======== Supplied records

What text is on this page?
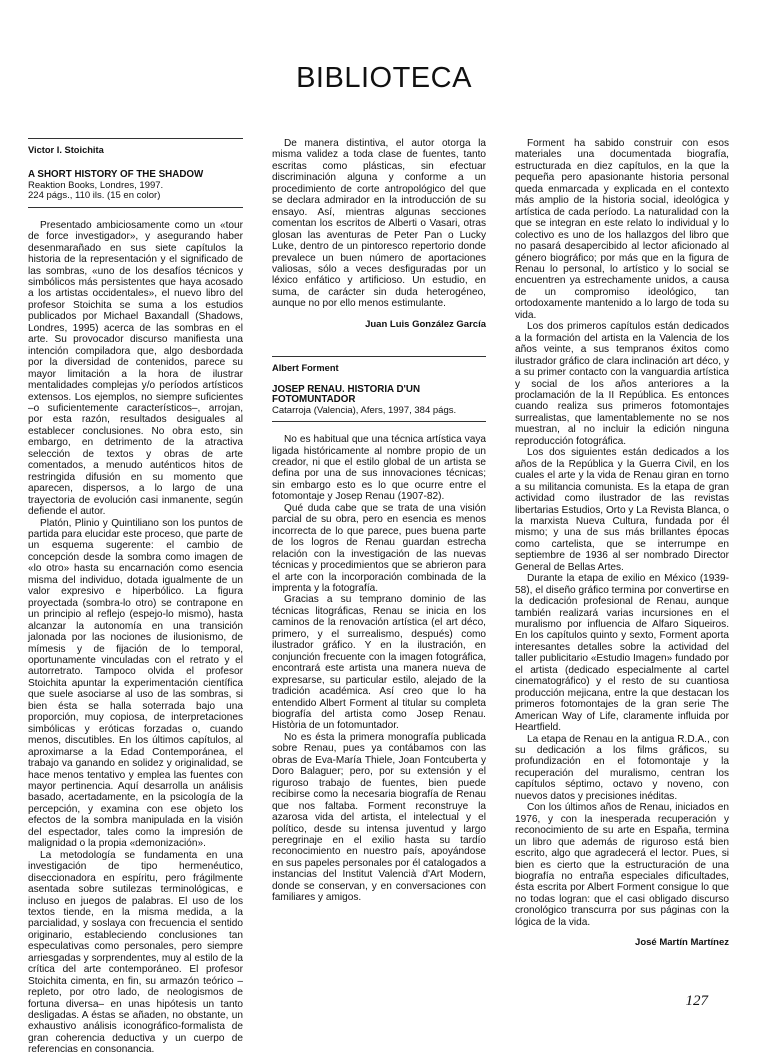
BIBLIOTECA
Victor I. Stoichita
A SHORT HISTORY OF THE SHADOW
Reaktion Books, Londres, 1997.
224 págs., 110 ils. (15 en color)

Presentado ambiciosamente como un «tour de force investigador», y asegurando haber desenmarañado en sus siete capítulos la historia de la representación y el significado de las sombras, «uno de los desafíos técnicos y simbólicos más persistentes que haya acosado a los artistas occidentales», el nuevo libro del profesor Stoichita se suma a los estudios publicados por Michael Baxandall (Shadows, Londres, 1995) acerca de las sombras en el arte. Su provocador discurso manifiesta una intención compiladora que, algo desbordada por la diversidad de contenidos, parece su mayor limitación a la hora de ilustrar mentalidades complejas y/o períodos artísticos extensos. Los ejemplos, no siempre suficientes –o suficientemente característicos–, arrojan, por esta razón, resultados desiguales al establecer conclusiones. No obra esto, sin embargo, en detrimento de la atractiva selección de textos y obras de arte comentados, a menudo auténticos hitos de restringida difusión en su momento que aparecen, dispersos, a lo largo de una trayectoria de evolución casi inmanente, según defiende el autor.

Platón, Plinio y Quintiliano son los puntos de partida para elucidar este proceso, que parte de un esquema sugerente: el cambio de concepción desde la sombra como imagen de «lo otro» hasta su encarnación como esencia misma del individuo, dotada igualmente de un valor expresivo e hiperbólico. La figura proyectada (sombra-lo otro) se contrapone en un principio al reflejo (espejo-lo mismo), hasta alcanzar la autonomía en una transición jalonada por las nociones de ilusionismo, de mímesis y de fijación de lo temporal, oportunamente vinculadas con el retrato y el autorretrato. Tampoco olvida el profesor Stoichita apuntar la experimentación científica que suele asociarse al uso de las sombras, si bien ésta se halla soterrada bajo una proporción, muy copiosa, de interpretaciones simbólicas y eróticas forzadas o, cuando menos, discutibles. En los últimos capítulos, al aproximarse a la Edad Contemporánea, el trabajo va ganando en solidez y originalidad, se hace menos tentativo y emplea las fuentes con mayor pertinencia. Aquí desarrolla un análisis basado, acertadamente, en la psicología de la percepción, y examina con ese objeto los efectos de la sombra manipulada en la visión del espectador, tales como la impresión de malignidad o la propia «demonización».

La metodología se fundamenta en una investigación de tipo hermenéutico, diseccionadora en espíritu, pero frágilmente asentada sobre sutilezas terminológicas, e incluso en juegos de palabras. El uso de los textos tiende, en la misma medida, a la parcialidad, y soslaya con frecuencia el sentido originario, estableciendo conclusiones tan especulativas como personales, pero siempre arriesgadas y sorprendentes, muy al estilo de la crítica del arte contemporáneo. El profesor Stoichita cimenta, en fin, su armazón teórico –repleto, por otro lado, de neologismos de fortuna diversa– en unas hipótesis un tanto desligadas. A éstas se añaden, no obstante, un exhaustivo análisis iconográfico-formalista de gran coherencia deductiva y un cuerpo de referencias en consonancia.

De manera distintiva, el autor otorga la misma validez a toda clase de fuentes, tanto escritas como plásticas, sin efectuar discriminación alguna y conforme a un procedimiento de corte antropológico del que se declara admirador en la introducción de su ensayo. Así, mientras algunas secciones comentan los escritos de Alberti o Vasari, otras glosan las aventuras de Peter Pan o Lucky Luke, dentro de un pintoresco repertorio donde prevalece un buen número de aportaciones valiosas, sólo a veces desfiguradas por un léxico enfático y artificioso. Un estudio, en suma, de carácter sin duda heterogéneo, aunque no por ello menos estimulante.

Juan Luis González García
Albert Forment
JOSEP RENAU. HISTORIA D'UN FOTOMUNTADOR
Catarroja (Valencia), Afers, 1997, 384 págs.

No es habitual que una técnica artística vaya ligada históricamente al nombre propio de un creador, ni que el estilo global de un artista se defina por una de sus innovaciones técnicas; sin embargo esto es lo que ocurre entre el fotomontaje y Josep Renau (1907-82).

Qué duda cabe que se trata de una visión parcial de su obra, pero en esencia es menos incorrecta de lo que parece, pues buena parte de los logros de Renau guardan estrecha relación con la investigación de las nuevas técnicas y procedimientos que se abrieron para el arte con la incorporación combinada de la imprenta y la fotografía.

Gracias a su temprano dominio de las técnicas litográficas, Renau se inicia en los caminos de la renovación artística (el art déco, primero, y el surrealismo, después) como ilustrador gráfico. Y en la ilustración, en conjunción frecuente con la imagen fotográfica, encontrará este artista una manera nueva de expresarse, su particular estilo, alejado de la tradición académica. Así creo que lo ha entendido Albert Forment al titular su completa biografía del artista como Josep Renau. Història de un fotomuntador.

No es ésta la primera monografía publicada sobre Renau, pues ya contábamos con las obras de Eva-María Thiele, Joan Fontcuberta y Doro Balaguer; pero, por su extensión y el riguroso trabajo de fuentes, bien puede recibirse como la necesaria biografía de Renau que nos faltaba. Forment reconstruye la azarosa vida del artista, el intelectual y el político, desde su intensa juventud y largo peregrinaje en el exilio hasta su tardío reconocimiento en nuestro país, apoyándose en sus papeles personales por él catalogados a instancias del Institut Valencià d'Art Modern, donde se conservan, y en conversaciones con familiares y amigos.

Forment ha sabido construir con esos materiales una documentada biografía, estructurada en diez capítulos, en la que la pequeña pero apasionante historia personal queda enmarcada y explicada en el contexto más amplio de la historia social, ideológica y artística de cada período. La naturalidad con la que se integran en este relato lo individual y lo colectivo es uno de los hallazgos del libro que no pasará desapercibido al lector aficionado al género biográfico; por más que en la figura de Renau lo personal, lo artístico y lo social se encuentren ya estrechamente unidos, a causa de un compromiso ideológico, tan ortodoxamente mantenido a lo largo de toda su vida.

Los dos primeros capítulos están dedicados a la formación del artista en la Valencia de los años veinte, a sus tempranos éxitos como ilustrador gráfico de clara inclinación art déco, y a su primer contacto con la vanguardia artística y social de los años anteriores a la proclamación de la II República. Es entonces cuando realiza sus primeros fotomontajes surrealistas, que lamentablemente no se nos muestran, al no incluir la edición ninguna reproducción fotográfica.

Los dos siguientes están dedicados a los años de la República y la Guerra Civil, en los cuales el arte y la vida de Renau giran en torno a su militancia comunista. Es la etapa de gran actividad como ilustrador de las revistas libertarias Estudios, Orto y La Revista Blanca, o la marxista Nueva Cultura, fundada por él mismo; y una de sus más brillantes épocas como cartelista, que se interrumpe en septiembre de 1936 al ser nombrado Director General de Bellas Artes.

Durante la etapa de exilio en México (1939-58), el diseño gráfico termina por convertirse en la dedicación profesional de Renau, aunque también realizará varias incursiones en el muralismo por influencia de Alfaro Siqueiros. En los capítulos quinto y sexto, Forment aporta interesantes detalles sobre la actividad del taller publicitario «Estudio Imagen» fundado por el artista (dedicado especialmente al cartel cinematográfico) y el resto de su cuantiosa producción mejicana, entre la que destacan los primeros fotomontajes de la gran serie The American Way of Life, claramente influida por Heartfield.

La etapa de Renau en la antigua R.D.A., con su dedicación a los films gráficos, su profundización en el fotomontaje y la recuperación del muralismo, centran los capítulos séptimo, octavo y noveno, con nuevos datos y precisiones inéditas.

Con los últimos años de Renau, iniciados en 1976, y con la inesperada recuperación y reconocimiento de su arte en España, termina un libro que además de riguroso está bien escrito, algo que agradecerá el lector. Pues, si bien es cierto que la estructuración de una biografía no entraña especiales dificultades, ésta escrita por Albert Forment consigue lo que no todas logran: que el casi obligado discurso cronológico transcurra por sus páginas con la lógica de la vida.

José Martín Martínez
127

================

_What you are asked to do_
Copy the data word for word. Pictures do not go in the copy.

_Written answer_
What text is on this page?
BIBLIOTECA
Victor I. Stoichita
A SHORT HISTORY OF THE SHADOW
Reaktion Books, Londres, 1997.
224 págs., 110 ils. (15 en color)

Presentado ambiciosamente como un «tour de force investigador», y asegurando haber desenmarañado en sus siete capítulos la historia de la representación y el significado de las sombras, «uno de los desafíos técnicos y simbólicos más persistentes que haya acosado a los artistas occidentales», el nuevo libro del profesor Stoichita se suma a los estudios publicados por Michael Baxandall (Shadows, Londres, 1995) acerca de las sombras en el arte. Su provocador discurso manifiesta una intención compiladora que, algo desbordada por la diversidad de contenidos, parece su mayor limitación a la hora de ilustrar mentalidades complejas y/o períodos artísticos extensos. Los ejemplos, no siempre suficientes –o suficientemente característicos–, arrojan, por esta razón, resultados desiguales al establecer conclusiones. No obra esto, sin embargo, en detrimento de la atractiva selección de textos y obras de arte comentados, a menudo auténticos hitos de restringida difusión en su momento que aparecen, dispersos, a lo largo de una trayectoria de evolución casi inmanente, según defiende el autor.

Platón, Plinio y Quintiliano son los puntos de partida para elucidar este proceso, que parte de un esquema sugerente: el cambio de concepción desde la sombra como imagen de «lo otro» hasta su encarnación como esencia misma del individuo, dotada igualmente de un valor expresivo e hiperbólico. La figura proyectada (sombra-lo otro) se contrapone en un principio al reflejo (espejo-lo mismo), hasta alcanzar la autonomía en una transición jalonada por las nociones de ilusionismo, de mímesis y de fijación de lo temporal, oportunamente vinculadas con el retrato y el autorretrato. Tampoco olvida el profesor Stoichita apuntar la experimentación científica que suele asociarse al uso de las sombras, si bien ésta se halla soterrada bajo una proporción, muy copiosa, de interpretaciones simbólicas y eróticas forzadas o, cuando menos, discutibles. En los últimos capítulos, al aproximarse a la Edad Contemporánea, el trabajo va ganando en solidez y originalidad, se hace menos tentativo y emplea las fuentes con mayor pertinencia. Aquí desarrolla un análisis basado, acertadamente, en la psicología de la percepción, y examina con ese objeto los efectos de la sombra manipulada en la visión del espectador, tales como la impresión de malignidad o la propia «demonización».

La metodología se fundamenta en una investigación de tipo hermenéutico, diseccionadora en espíritu, pero frágilmente asentada sobre sutilezas terminológicas, e incluso en juegos de palabras. El uso de los textos tiende, en la misma medida, a la parcialidad, y soslaya con frecuencia el sentido originario, estableciendo conclusiones tan especulativas como personales, pero siempre arriesgadas y sorprendentes, muy al estilo de la crítica del arte contemporáneo. El profesor Stoichita cimenta, en fin, su armazón teórico –repleto, por otro lado, de neologismos de fortuna diversa– en unas hipótesis un tanto desligadas. A éstas se añaden, no obstante, un exhaustivo análisis iconográfico-formalista de gran coherencia deductiva y un cuerpo de referencias en consonancia.

De manera distintiva, el autor otorga la misma validez a toda clase de fuentes, tanto escritas como plásticas, sin efectuar discriminación alguna y conforme a un procedimiento de corte antropológico del que se declara admirador en la introducción de su ensayo. Así, mientras algunas secciones comentan los escritos de Alberti o Vasari, otras glosan las aventuras de Peter Pan o Lucky Luke, dentro de un pintoresco repertorio donde prevalece un buen número de aportaciones valiosas, sólo a veces desfiguradas por un léxico enfático y artificioso. Un estudio, en suma, de carácter sin duda heterogéneo, aunque no por ello menos estimulante.

Juan Luis González García
Albert Forment
JOSEP RENAU. HISTORIA D'UN FOTOMUNTADOR
Catarroja (Valencia), Afers, 1997, 384 págs.

No es habitual que una técnica artística vaya ligada históricamente al nombre propio de un creador, ni que el estilo global de un artista se defina por una de sus innovaciones técnicas; sin embargo esto es lo que ocurre entre el fotomontaje y Josep Renau (1907-82).

Qué duda cabe que se trata de una visión parcial de su obra, pero en esencia es menos incorrecta de lo que parece, pues buena parte de los logros de Renau guardan estrecha relación con la investigación de las nuevas técnicas y procedimientos que se abrieron para el arte con la incorporación combinada de la imprenta y la fotografía.

Gracias a su temprano dominio de las técnicas litográficas, Renau se inicia en los caminos de la renovación artística (el art déco, primero, y el surrealismo, después) como ilustrador gráfico. Y en la ilustración, en conjunción frecuente con la imagen fotográfica, encontrará este artista una manera nueva de expresarse, su particular estilo, alejado de la tradición académica. Así creo que lo ha entendido Albert Forment al titular su completa biografía del artista como Josep Renau. Història de un fotomuntador.

No es ésta la primera monografía publicada sobre Renau, pues ya contábamos con las obras de Eva-María Thiele, Joan Fontcuberta y Doro Balaguer; pero, por su extensión y el riguroso trabajo de fuentes, bien puede recibirse como la necesaria biografía de Renau que nos faltaba. Forment reconstruye la azarosa vida del artista, el intelectual y el político, desde su intensa juventud y largo peregrinaje en el exilio hasta su tardío reconocimiento en nuestro país, apoyándose en sus papeles personales por él catalogados a instancias del Institut Valencià d'Art Modern, donde se conservan, y en conversaciones con familiares y amigos.

Forment ha sabido construir con esos materiales una documentada biografía, estructurada en diez capítulos, en la que la pequeña pero apasionante historia personal queda enmarcada y explicada en el contexto más amplio de la historia social, ideológica y artística de cada período. La naturalidad con la que se integran en este relato lo individual y lo colectivo es uno de los hallazgos del libro que no pasará desapercibido al lector aficionado al género biográfico; por más que en la figura de Renau lo personal, lo artístico y lo social se encuentren ya estrechamente unidos, a causa de un compromiso ideológico, tan ortodoxamente mantenido a lo largo de toda su vida.

Los dos primeros capítulos están dedicados a la formación del artista en la Valencia de los años veinte, a sus tempranos éxitos como ilustrador gráfico de clara inclinación art déco, y a su primer contacto con la vanguardia artística y social de los años anteriores a la proclamación de la II República. Es entonces cuando realiza sus primeros fotomontajes surrealistas, que lamentablemente no se nos muestran, al no incluir la edición ninguna reproducción fotográfica.

Los dos siguientes están dedicados a los años de la República y la Guerra Civil, en los cuales el arte y la vida de Renau giran en torno a su militancia comunista. Es la etapa de gran actividad como ilustrador de las revistas libertarias Estudios, Orto y La Revista Blanca, o la marxista Nueva Cultura, fundada por él mismo; y una de sus más brillantes épocas como cartelista, que se interrumpe en septiembre de 1936 al ser nombrado Director General de Bellas Artes.

Durante la etapa de exilio en México (1939-58), el diseño gráfico termina por convertirse en la dedicación profesional de Renau, aunque también realizará varias incursiones en el muralismo por influencia de Alfaro Siqueiros. En los capítulos quinto y sexto, Forment aporta interesantes detalles sobre la actividad del taller publicitario «Estudio Imagen» fundado por el artista (dedicado especialmente al cartel cinematográfico) y el resto de su cuantiosa producción mejicana, entre la que destacan los primeros fotomontajes de la gran serie The American Way of Life, claramente influida por Heartfield.

La etapa de Renau en la antigua R.D.A., con su dedicación a los films gráficos, su profundización en el fotomontaje y la recuperación del muralismo, centran los capítulos séptimo, octavo y noveno, con nuevos datos y precisiones inéditas.

Con los últimos años de Renau, iniciados en 1976, y con la inesperada recuperación y reconocimiento de su arte en España, termina un libro que además de riguroso está bien escrito, algo que agradecerá el lector. Pues, si bien es cierto que la estructuración de una biografía no entraña especiales dificultades, ésta escrita por Albert Forment consigue lo que no todas logran: que el casi obligado discurso cronológico transcurra por sus páginas con la lógica de la vida.

José Martín Martínez
127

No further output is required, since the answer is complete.